- _WRITTEN TASK_: Repeat, exactly and completely, the material that follows. Omit the pictures.

- _Data entries_:
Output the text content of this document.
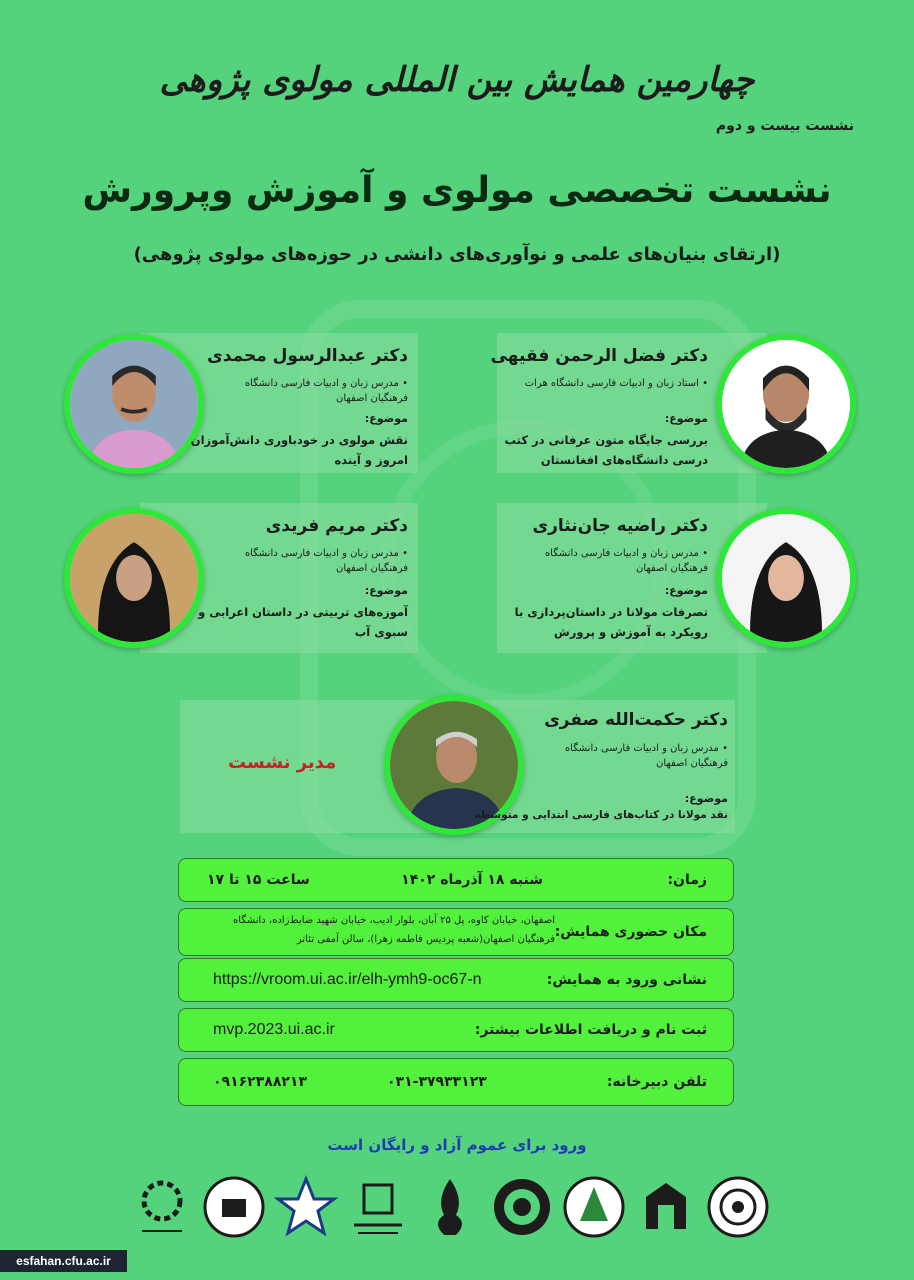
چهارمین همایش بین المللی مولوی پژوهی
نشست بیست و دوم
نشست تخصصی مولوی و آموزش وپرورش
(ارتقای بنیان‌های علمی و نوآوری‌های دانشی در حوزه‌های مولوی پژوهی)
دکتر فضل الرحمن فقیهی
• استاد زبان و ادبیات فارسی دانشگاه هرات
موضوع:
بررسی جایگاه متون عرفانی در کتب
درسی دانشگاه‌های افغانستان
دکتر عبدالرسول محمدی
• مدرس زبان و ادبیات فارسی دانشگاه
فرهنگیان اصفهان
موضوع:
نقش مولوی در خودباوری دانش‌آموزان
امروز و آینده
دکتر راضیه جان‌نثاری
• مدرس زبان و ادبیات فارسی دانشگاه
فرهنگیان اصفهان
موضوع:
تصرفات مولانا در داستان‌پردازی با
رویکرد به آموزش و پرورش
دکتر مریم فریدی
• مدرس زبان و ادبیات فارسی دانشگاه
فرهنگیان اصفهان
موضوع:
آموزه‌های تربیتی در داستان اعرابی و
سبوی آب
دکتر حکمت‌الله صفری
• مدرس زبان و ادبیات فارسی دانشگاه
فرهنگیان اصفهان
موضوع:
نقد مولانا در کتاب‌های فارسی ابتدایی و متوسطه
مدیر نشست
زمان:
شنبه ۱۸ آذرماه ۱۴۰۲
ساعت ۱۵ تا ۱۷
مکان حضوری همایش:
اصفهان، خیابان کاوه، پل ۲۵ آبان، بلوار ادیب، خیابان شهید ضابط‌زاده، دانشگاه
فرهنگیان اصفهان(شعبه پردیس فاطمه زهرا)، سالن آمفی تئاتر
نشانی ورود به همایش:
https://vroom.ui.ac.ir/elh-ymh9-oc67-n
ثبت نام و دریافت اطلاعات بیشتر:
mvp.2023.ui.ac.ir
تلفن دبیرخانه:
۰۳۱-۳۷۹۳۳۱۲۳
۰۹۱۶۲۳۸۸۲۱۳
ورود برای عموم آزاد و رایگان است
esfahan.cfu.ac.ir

- _FINAL ANSWER_:
Output the text content of this document.
چهارمین همایش بین المللی مولوی پژوهی
نشست بیست و دوم
نشست تخصصی مولوی و آموزش وپرورش
(ارتقای بنیان‌های علمی و نوآوری‌های دانشی در حوزه‌های مولوی پژوهی)
دکتر فضل الرحمن فقیهی
• استاد زبان و ادبیات فارسی دانشگاه هرات
موضوع:
بررسی جایگاه متون عرفانی در کتب
درسی دانشگاه‌های افغانستان
دکتر عبدالرسول محمدی
• مدرس زبان و ادبیات فارسی دانشگاه
فرهنگیان اصفهان
موضوع:
نقش مولوی در خودباوری دانش‌آموزان
امروز و آینده
دکتر راضیه جان‌نثاری
• مدرس زبان و ادبیات فارسی دانشگاه
فرهنگیان اصفهان
موضوع:
تصرفات مولانا در داستان‌پردازی با
رویکرد به آموزش و پرورش
دکتر مریم فریدی
• مدرس زبان و ادبیات فارسی دانشگاه
فرهنگیان اصفهان
موضوع:
آموزه‌های تربیتی در داستان اعرابی و
سبوی آب
دکتر حکمت‌الله صفری
• مدرس زبان و ادبیات فارسی دانشگاه
فرهنگیان اصفهان
موضوع:
نقد مولانا در کتاب‌های فارسی ابتدایی و متوسطه
مدیر نشست
زمان:
شنبه ۱۸ آذرماه ۱۴۰۲
ساعت ۱۵ تا ۱۷
مکان حضوری همایش:
اصفهان، خیابان کاوه، پل ۲۵ آبان، بلوار ادیب، خیابان شهید ضابط‌زاده، دانشگاه
فرهنگیان اصفهان(شعبه پردیس فاطمه زهرا)، سالن آمفی تئاتر
نشانی ورود به همایش:
https://vroom.ui.ac.ir/elh-ymh9-oc67-n
ثبت نام و دریافت اطلاعات بیشتر:
mvp.2023.ui.ac.ir
تلفن دبیرخانه:
۰۳۱-۳۷۹۳۳۱۲۳
۰۹۱۶۲۳۸۸۲۱۳
ورود برای عموم آزاد و رایگان است
esfahan.cfu.ac.ir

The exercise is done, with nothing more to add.